» Task requirements
Please set down, unchanged, the lines of the material below, starting with the line that contains "x-tick-label: 1990 [436, 697, 474, 716]" and going on through the line that contains "x-tick-label: 1985 [345, 697, 383, 716]".

» Data listing

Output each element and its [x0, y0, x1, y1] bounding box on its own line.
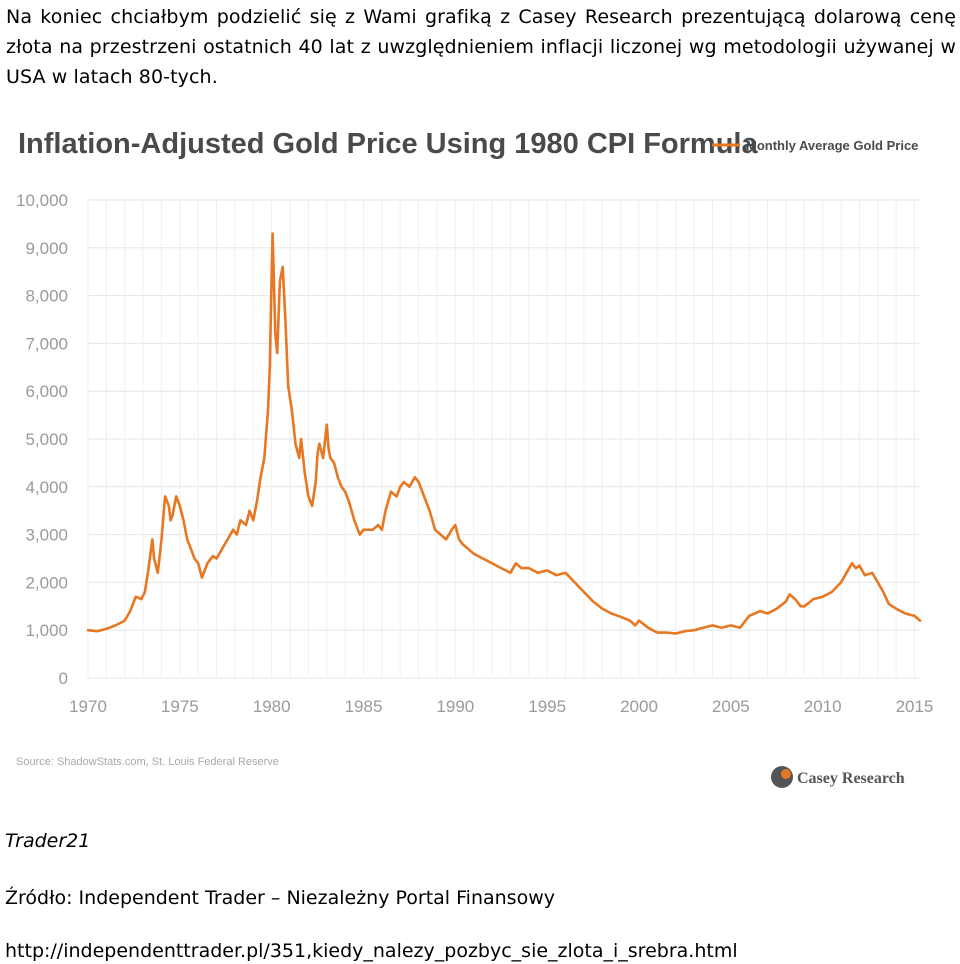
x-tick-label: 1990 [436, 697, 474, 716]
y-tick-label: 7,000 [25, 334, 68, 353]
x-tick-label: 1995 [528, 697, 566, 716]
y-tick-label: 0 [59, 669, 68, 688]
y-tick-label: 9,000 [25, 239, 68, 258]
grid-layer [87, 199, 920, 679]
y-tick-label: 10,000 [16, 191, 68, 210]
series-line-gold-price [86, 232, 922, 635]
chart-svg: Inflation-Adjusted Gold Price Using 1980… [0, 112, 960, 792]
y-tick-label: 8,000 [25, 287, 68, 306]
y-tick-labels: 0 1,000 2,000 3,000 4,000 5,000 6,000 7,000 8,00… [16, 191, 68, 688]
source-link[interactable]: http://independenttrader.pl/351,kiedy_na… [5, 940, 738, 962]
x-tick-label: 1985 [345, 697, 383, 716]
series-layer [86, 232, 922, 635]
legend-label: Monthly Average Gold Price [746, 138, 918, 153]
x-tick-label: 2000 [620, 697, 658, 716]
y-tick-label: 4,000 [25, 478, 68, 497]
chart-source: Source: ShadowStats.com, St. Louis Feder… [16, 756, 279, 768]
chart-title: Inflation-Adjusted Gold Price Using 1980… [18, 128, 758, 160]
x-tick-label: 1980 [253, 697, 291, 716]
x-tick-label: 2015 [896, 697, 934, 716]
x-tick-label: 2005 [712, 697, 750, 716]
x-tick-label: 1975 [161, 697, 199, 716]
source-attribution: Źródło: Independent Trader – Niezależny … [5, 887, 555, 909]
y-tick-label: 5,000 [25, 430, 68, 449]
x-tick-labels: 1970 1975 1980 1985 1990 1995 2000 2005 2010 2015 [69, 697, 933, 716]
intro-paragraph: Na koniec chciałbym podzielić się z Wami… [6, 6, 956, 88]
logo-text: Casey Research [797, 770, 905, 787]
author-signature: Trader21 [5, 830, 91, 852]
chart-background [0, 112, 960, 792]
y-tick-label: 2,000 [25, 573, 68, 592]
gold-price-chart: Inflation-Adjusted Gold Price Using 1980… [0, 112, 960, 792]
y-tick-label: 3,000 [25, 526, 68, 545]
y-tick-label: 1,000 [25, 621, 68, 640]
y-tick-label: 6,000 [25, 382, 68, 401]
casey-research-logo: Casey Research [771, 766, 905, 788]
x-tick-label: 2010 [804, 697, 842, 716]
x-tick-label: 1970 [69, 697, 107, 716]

* * *

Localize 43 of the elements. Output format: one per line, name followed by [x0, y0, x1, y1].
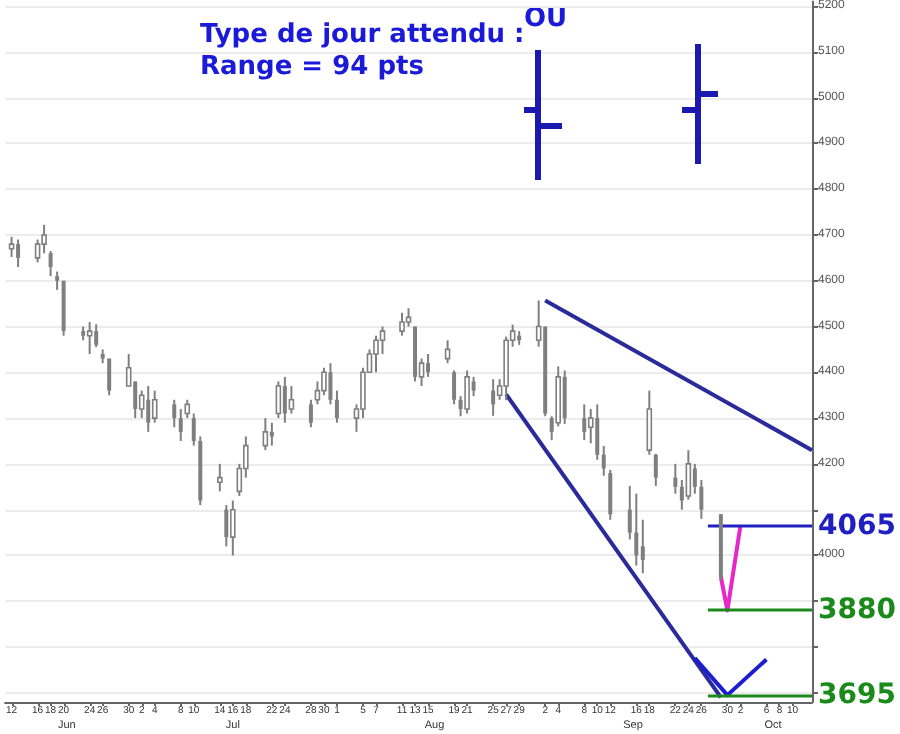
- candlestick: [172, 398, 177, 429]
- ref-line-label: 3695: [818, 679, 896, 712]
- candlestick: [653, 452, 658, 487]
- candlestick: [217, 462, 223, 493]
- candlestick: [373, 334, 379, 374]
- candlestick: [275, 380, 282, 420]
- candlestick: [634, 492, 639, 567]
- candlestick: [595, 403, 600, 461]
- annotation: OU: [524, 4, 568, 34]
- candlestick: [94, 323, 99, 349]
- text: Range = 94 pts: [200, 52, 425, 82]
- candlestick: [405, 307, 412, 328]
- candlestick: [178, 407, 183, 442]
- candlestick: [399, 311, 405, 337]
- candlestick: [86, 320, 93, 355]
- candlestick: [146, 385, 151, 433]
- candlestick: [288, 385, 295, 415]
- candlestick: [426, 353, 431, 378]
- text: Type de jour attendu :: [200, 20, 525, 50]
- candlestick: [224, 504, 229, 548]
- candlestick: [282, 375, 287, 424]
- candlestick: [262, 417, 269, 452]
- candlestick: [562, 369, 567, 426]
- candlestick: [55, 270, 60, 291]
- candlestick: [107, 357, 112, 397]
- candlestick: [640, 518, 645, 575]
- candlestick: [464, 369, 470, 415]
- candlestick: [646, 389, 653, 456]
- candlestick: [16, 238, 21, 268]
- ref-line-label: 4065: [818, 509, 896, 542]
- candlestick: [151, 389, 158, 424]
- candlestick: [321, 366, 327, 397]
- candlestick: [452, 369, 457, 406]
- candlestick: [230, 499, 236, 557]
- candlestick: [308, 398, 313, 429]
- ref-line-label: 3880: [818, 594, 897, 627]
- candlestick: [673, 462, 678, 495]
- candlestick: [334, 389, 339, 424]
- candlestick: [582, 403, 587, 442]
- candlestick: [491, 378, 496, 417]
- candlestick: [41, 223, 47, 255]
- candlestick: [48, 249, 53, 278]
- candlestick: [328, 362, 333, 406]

» Solution to the problem
x-tick-label: 1990 [436, 697, 474, 716]
y-tick-label: 7,000 [25, 334, 68, 353]
x-tick-label: 1995 [528, 697, 566, 716]
y-tick-label: 0 [59, 669, 68, 688]
y-tick-label: 9,000 [25, 239, 68, 258]
grid-layer [87, 199, 920, 679]
y-tick-label: 10,000 [16, 191, 68, 210]
series-line-gold-price [86, 232, 922, 635]
chart-svg: Inflation-Adjusted Gold Price Using 1980… [0, 112, 960, 792]
y-tick-label: 8,000 [25, 287, 68, 306]
y-tick-labels: 0 1,000 2,000 3,000 4,000 5,000 6,000 7,000 8,00… [16, 191, 68, 688]
source-link[interactable]: http://independenttrader.pl/351,kiedy_na… [5, 940, 738, 962]
x-tick-label: 1985 [345, 697, 383, 716]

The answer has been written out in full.